◆ Extrait de la source ◆
╭──

Éloquent orateur, Claude de Montigny, professeur émérite, chercheur en neuropsychiatrie et psychiatre retraité à l'Université McGill, est mort subitement le 19 octobre dernier à l'âge de 67 ans.

M. de Montigny a utilisé ses connaissances en neuroscience afin de développer des pistes de traitement contre la dépression majeure. «Au début des années 80, il a découvert que le lithium peut être combiné avec des antidépresseurs. C'est une découverte qui est encore grandement utilisée, surtout si ces médicaments donnent peu de résultats», explique la Dre Mimi Israël, chef du Département de psychiatrie de l'Université McGill.

Un parcours édifiant

Claude de Montigny a étudié d'abord la médecine à l'Université de Montréal. Au début des années 70, il entreprend au même endroit un doctorat en neuroscience avec un chercheur de grande réputation, Yves Lamarre.

Puis, en 1976, le scientifique convainc son épouse Monique de déménager aux États-Unis afin de faire un stage postdoctoral à l'Université Yale. M. de Montigny travaille étroitement avec George Aghajanian qui dirige à l'époque l'un des meilleurs laboratoires d'électrophysiologie du monde.

Ses travaux sont alors publiés dans Science, l'une des deux revues scientifiques les plus prestigieuses du monde. De l'avis de plusieurs personnes interrogées, ce fut le tremplin vers une longue carrière de calibre international.

À son retour à Montréal, en 1977, M. de Montigny est engagé à titre de chercheur et clinicien dans le département de psychiatrie et devient membre du centre de recherche en neuroscience de l'Université de Montréal.

L'homme construit peu à peu une équipe de jeunes chercheurs dynamiques dont Yves Chaput, Pierre Blier et Guy Debonnel, aujourd'hui décédé. Leurs travaux recueillent de nombreux prix.

Dix ans plus tard, en 1987, l'Université McGill le courtise afin qu'il vienne travailler de l'autre côté de la montagne. Il fonde l'Unité de neurobiologie psychiatrique. Il y restera jusqu'à sa retraite.

╰──

◆ Contenu des données ◆
╭──

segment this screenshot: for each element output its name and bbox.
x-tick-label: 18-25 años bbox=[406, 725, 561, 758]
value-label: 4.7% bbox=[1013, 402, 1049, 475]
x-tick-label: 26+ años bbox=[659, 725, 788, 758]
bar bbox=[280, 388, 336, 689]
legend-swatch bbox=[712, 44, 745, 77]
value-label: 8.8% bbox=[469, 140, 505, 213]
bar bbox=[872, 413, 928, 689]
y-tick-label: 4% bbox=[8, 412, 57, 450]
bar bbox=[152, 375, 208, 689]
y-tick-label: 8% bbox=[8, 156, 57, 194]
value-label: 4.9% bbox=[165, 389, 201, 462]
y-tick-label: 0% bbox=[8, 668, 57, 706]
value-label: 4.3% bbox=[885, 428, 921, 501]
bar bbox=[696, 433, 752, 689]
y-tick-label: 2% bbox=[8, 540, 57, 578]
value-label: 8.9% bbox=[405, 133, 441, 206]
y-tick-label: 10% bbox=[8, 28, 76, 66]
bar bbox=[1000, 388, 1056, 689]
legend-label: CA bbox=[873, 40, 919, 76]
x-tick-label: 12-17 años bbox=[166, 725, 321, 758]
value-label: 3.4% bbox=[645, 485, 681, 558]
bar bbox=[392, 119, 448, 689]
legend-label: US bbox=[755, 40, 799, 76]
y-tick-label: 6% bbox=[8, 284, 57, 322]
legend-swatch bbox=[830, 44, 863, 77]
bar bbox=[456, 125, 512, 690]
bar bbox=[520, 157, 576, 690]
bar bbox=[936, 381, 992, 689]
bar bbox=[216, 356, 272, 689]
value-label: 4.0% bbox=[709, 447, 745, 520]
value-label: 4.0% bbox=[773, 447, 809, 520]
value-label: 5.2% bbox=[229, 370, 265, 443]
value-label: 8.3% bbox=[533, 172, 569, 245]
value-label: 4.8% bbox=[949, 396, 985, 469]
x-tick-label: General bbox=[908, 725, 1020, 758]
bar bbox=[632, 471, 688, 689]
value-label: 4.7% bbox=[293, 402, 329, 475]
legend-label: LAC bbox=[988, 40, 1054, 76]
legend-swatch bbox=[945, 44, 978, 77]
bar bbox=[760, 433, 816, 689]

╰──

◆ Actions à réaliser ◆
**A.** D'après l'extrait sur Claude de Montigny, en quelle année est-il revenu à Montréal après son stage à l'Université Yale ?
**B.** Reproduisez fidèlement le passage de l'extrait sur Claude de Montigny qui va de «L'homme construit peu» à «jusqu'à sa retraite.».

◆ Ensemble des réponses ◆
**A.** Il est revenu à Montréal en 1977.

**B.**
L'homme construit peu à peu une équipe de jeunes chercheurs dynamiques dont Yves Chaput, Pierre Blier et Guy Debonnel, aujourd'hui décédé. Leurs travaux recueillent de nombreux prix.

Dix ans plus tard, en 1987, l'Université McGill le courtise afin qu'il vienne travailler de l'autre côté de la montagne. Il fonde l'Unité de neurobiologie psychiatrique. Il y restera jusqu'à sa retraite.